Type out all the records word for word. Any pictures are to be left out.

* START *

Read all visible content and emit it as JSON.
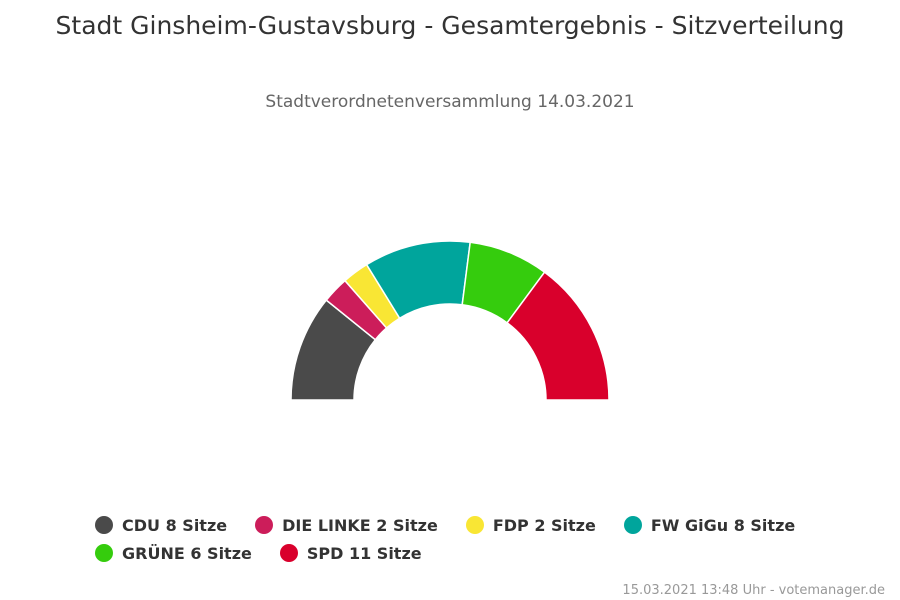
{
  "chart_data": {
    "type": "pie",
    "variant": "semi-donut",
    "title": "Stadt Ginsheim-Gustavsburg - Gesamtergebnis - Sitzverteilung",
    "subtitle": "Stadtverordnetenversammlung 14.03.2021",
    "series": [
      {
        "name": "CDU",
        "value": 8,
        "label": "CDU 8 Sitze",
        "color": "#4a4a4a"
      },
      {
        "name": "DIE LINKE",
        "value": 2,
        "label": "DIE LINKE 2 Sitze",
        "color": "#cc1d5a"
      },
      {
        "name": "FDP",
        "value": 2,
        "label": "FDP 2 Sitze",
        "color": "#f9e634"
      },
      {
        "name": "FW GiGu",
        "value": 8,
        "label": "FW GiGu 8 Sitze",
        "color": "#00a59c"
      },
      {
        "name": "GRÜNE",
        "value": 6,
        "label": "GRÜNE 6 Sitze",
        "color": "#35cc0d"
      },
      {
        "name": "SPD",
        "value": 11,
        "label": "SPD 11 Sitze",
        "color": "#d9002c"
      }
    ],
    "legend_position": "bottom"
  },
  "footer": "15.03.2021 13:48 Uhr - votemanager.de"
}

* END *

§ **Solution for this exercise**
Read all visible content and emit it as JSON.
{
  "chart_data": {
    "type": "pie",
    "variant": "semi-donut",
    "title": "Stadt Ginsheim-Gustavsburg - Gesamtergebnis - Sitzverteilung",
    "subtitle": "Stadtverordnetenversammlung 14.03.2021",
    "series": [
      {
        "name": "CDU",
        "value": 8,
        "label": "CDU 8 Sitze",
        "color": "#4a4a4a"
      },
      {
        "name": "DIE LINKE",
        "value": 2,
        "label": "DIE LINKE 2 Sitze",
        "color": "#cc1d5a"
      },
      {
        "name": "FDP",
        "value": 2,
        "label": "FDP 2 Sitze",
        "color": "#f9e634"
      },
      {
        "name": "FW GiGu",
        "value": 8,
        "label": "FW GiGu 8 Sitze",
        "color": "#00a59c"
      },
      {
        "name": "GRÜNE",
        "value": 6,
        "label": "GRÜNE 6 Sitze",
        "color": "#35cc0d"
      },
      {
        "name": "SPD",
        "value": 11,
        "label": "SPD 11 Sitze",
        "color": "#d9002c"
      }
    ],
    "legend_position": "bottom"
  },
  "footer": "15.03.2021 13:48 Uhr - votemanager.de"
}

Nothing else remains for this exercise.